Excerpts from a figure dataset
<<<<
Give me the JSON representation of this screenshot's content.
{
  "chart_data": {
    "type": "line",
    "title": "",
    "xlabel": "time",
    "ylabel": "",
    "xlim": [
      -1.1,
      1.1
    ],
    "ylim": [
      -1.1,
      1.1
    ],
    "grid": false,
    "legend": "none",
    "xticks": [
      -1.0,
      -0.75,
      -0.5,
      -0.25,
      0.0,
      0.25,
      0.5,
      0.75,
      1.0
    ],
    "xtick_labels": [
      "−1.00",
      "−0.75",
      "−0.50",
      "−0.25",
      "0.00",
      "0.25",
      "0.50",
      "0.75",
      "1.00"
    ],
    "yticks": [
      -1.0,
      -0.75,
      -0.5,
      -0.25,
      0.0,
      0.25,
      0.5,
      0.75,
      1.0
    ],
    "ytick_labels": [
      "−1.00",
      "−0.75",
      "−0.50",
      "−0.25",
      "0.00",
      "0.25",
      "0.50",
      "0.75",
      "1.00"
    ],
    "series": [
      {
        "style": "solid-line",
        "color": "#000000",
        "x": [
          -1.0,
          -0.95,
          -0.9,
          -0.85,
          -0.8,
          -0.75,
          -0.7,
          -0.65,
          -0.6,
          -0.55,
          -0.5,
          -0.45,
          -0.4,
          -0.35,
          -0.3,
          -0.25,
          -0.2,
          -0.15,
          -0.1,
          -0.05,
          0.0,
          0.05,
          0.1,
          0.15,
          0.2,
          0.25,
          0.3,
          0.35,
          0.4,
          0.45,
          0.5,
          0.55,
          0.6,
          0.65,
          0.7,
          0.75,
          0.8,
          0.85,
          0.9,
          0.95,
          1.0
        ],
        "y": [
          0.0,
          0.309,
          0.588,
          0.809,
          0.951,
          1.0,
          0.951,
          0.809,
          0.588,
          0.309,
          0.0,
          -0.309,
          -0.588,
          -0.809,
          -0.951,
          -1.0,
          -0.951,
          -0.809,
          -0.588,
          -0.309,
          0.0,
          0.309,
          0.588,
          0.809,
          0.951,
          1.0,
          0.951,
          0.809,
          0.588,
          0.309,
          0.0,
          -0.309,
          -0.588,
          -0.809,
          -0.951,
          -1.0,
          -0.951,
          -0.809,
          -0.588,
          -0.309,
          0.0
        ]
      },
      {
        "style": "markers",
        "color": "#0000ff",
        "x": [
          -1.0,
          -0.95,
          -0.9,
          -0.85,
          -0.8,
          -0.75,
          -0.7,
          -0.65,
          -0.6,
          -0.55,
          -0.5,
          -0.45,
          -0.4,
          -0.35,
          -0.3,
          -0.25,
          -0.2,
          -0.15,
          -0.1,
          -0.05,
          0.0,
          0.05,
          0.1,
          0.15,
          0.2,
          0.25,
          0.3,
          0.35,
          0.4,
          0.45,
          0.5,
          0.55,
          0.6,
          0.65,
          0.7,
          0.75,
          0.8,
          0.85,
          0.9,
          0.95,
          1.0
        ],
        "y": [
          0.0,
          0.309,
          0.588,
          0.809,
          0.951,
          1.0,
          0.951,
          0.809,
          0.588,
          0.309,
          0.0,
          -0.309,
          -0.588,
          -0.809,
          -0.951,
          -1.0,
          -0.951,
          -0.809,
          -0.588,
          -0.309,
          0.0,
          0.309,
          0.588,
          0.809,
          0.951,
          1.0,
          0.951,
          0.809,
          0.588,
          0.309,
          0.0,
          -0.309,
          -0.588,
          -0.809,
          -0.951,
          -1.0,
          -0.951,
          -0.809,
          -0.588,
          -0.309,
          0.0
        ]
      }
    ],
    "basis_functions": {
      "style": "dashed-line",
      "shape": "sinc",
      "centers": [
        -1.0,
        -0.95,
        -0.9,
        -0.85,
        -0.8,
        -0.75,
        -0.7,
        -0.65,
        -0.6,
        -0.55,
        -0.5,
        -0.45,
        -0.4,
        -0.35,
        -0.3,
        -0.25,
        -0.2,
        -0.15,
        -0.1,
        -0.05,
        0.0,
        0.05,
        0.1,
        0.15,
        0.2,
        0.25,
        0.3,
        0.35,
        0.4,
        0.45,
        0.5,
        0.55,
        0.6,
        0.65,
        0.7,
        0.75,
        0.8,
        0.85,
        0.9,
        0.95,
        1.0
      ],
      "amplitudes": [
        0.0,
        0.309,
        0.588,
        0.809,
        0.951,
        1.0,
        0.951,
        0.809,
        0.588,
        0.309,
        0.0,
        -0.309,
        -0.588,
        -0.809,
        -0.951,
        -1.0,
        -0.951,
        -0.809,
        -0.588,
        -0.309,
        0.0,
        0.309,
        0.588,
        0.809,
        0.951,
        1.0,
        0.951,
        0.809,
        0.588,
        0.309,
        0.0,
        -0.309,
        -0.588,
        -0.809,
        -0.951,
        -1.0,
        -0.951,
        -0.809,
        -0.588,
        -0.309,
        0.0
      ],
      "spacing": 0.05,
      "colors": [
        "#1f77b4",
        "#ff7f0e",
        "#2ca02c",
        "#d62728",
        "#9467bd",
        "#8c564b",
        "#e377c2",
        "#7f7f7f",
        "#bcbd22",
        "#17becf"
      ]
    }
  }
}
>>>>
## Direction
Could you quote the material above in full, exactly as it stands?

## Task result
Give me the JSON representation of this screenshot's content.
{
  "chart_data": {
    "type": "line",
    "title": "",
    "xlabel": "time",
    "ylabel": "",
    "xlim": [
      -1.1,
      1.1
    ],
    "ylim": [
      -1.1,
      1.1
    ],
    "grid": false,
    "legend": "none",
    "xticks": [
      -1.0,
      -0.75,
      -0.5,
      -0.25,
      0.0,
      0.25,
      0.5,
      0.75,
      1.0
    ],
    "xtick_labels": [
      "−1.00",
      "−0.75",
      "−0.50",
      "−0.25",
      "0.00",
      "0.25",
      "0.50",
      "0.75",
      "1.00"
    ],
    "yticks": [
      -1.0,
      -0.75,
      -0.5,
      -0.25,
      0.0,
      0.25,
      0.5,
      0.75,
      1.0
    ],
    "ytick_labels": [
      "−1.00",
      "−0.75",
      "−0.50",
      "−0.25",
      "0.00",
      "0.25",
      "0.50",
      "0.75",
      "1.00"
    ],
    "series": [
      {
        "style": "solid-line",
        "color": "#000000",
        "x": [
          -1.0,
          -0.95,
          -0.9,
          -0.85,
          -0.8,
          -0.75,
          -0.7,
          -0.65,
          -0.6,
          -0.55,
          -0.5,
          -0.45,
          -0.4,
          -0.35,
          -0.3,
          -0.25,
          -0.2,
          -0.15,
          -0.1,
          -0.05,
          0.0,
          0.05,
          0.1,
          0.15,
          0.2,
          0.25,
          0.3,
          0.35,
          0.4,
          0.45,
          0.5,
          0.55,
          0.6,
          0.65,
          0.7,
          0.75,
          0.8,
          0.85,
          0.9,
          0.95,
          1.0
        ],
        "y": [
          0.0,
          0.309,
          0.588,
          0.809,
          0.951,
          1.0,
          0.951,
          0.809,
          0.588,
          0.309,
          0.0,
          -0.309,
          -0.588,
          -0.809,
          -0.951,
          -1.0,
          -0.951,
          -0.809,
          -0.588,
          -0.309,
          0.0,
          0.309,
          0.588,
          0.809,
          0.951,
          1.0,
          0.951,
          0.809,
          0.588,
          0.309,
          0.0,
          -0.309,
          -0.588,
          -0.809,
          -0.951,
          -1.0,
          -0.951,
          -0.809,
          -0.588,
          -0.309,
          0.0
        ]
      },
      {
        "style": "markers",
        "color": "#0000ff",
        "x": [
          -1.0,
          -0.95,
          -0.9,
          -0.85,
          -0.8,
          -0.75,
          -0.7,
          -0.65,
          -0.6,
          -0.55,
          -0.5,
          -0.45,
          -0.4,
          -0.35,
          -0.3,
          -0.25,
          -0.2,
          -0.15,
          -0.1,
          -0.05,
          0.0,
          0.05,
          0.1,
          0.15,
          0.2,
          0.25,
          0.3,
          0.35,
          0.4,
          0.45,
          0.5,
          0.55,
          0.6,
          0.65,
          0.7,
          0.75,
          0.8,
          0.85,
          0.9,
          0.95,
          1.0
        ],
        "y": [
          0.0,
          0.309,
          0.588,
          0.809,
          0.951,
          1.0,
          0.951,
          0.809,
          0.588,
          0.309,
          0.0,
          -0.309,
          -0.588,
          -0.809,
          -0.951,
          -1.0,
          -0.951,
          -0.809,
          -0.588,
          -0.309,
          0.0,
          0.309,
          0.588,
          0.809,
          0.951,
          1.0,
          0.951,
          0.809,
          0.588,
          0.309,
          0.0,
          -0.309,
          -0.588,
          -0.809,
          -0.951,
          -1.0,
          -0.951,
          -0.809,
          -0.588,
          -0.309,
          0.0
        ]
      }
    ],
    "basis_functions": {
      "style": "dashed-line",
      "shape": "sinc",
      "centers": [
        -1.0,
        -0.95,
        -0.9,
        -0.85,
        -0.8,
        -0.75,
        -0.7,
        -0.65,
        -0.6,
        -0.55,
        -0.5,
        -0.45,
        -0.4,
        -0.35,
        -0.3,
        -0.25,
        -0.2,
        -0.15,
        -0.1,
        -0.05,
        0.0,
        0.05,
        0.1,
        0.15,
        0.2,
        0.25,
        0.3,
        0.35,
        0.4,
        0.45,
        0.5,
        0.55,
        0.6,
        0.65,
        0.7,
        0.75,
        0.8,
        0.85,
        0.9,
        0.95,
        1.0
      ],
      "amplitudes": [
        0.0,
        0.309,
        0.588,
        0.809,
        0.951,
        1.0,
        0.951,
        0.809,
        0.588,
        0.309,
        0.0,
        -0.309,
        -0.588,
        -0.809,
        -0.951,
        -1.0,
        -0.951,
        -0.809,
        -0.588,
        -0.309,
        0.0,
        0.309,
        0.588,
        0.809,
        0.951,
        1.0,
        0.951,
        0.809,
        0.588,
        0.309,
        0.0,
        -0.309,
        -0.588,
        -0.809,
        -0.951,
        -1.0,
        -0.951,
        -0.809,
        -0.588,
        -0.309,
        0.0
      ],
      "spacing": 0.05,
      "colors": [
        "#1f77b4",
        "#ff7f0e",
        "#2ca02c",
        "#d62728",
        "#9467bd",
        "#8c564b",
        "#e377c2",
        "#7f7f7f",
        "#bcbd22",
        "#17becf"
      ]
    }
  }
}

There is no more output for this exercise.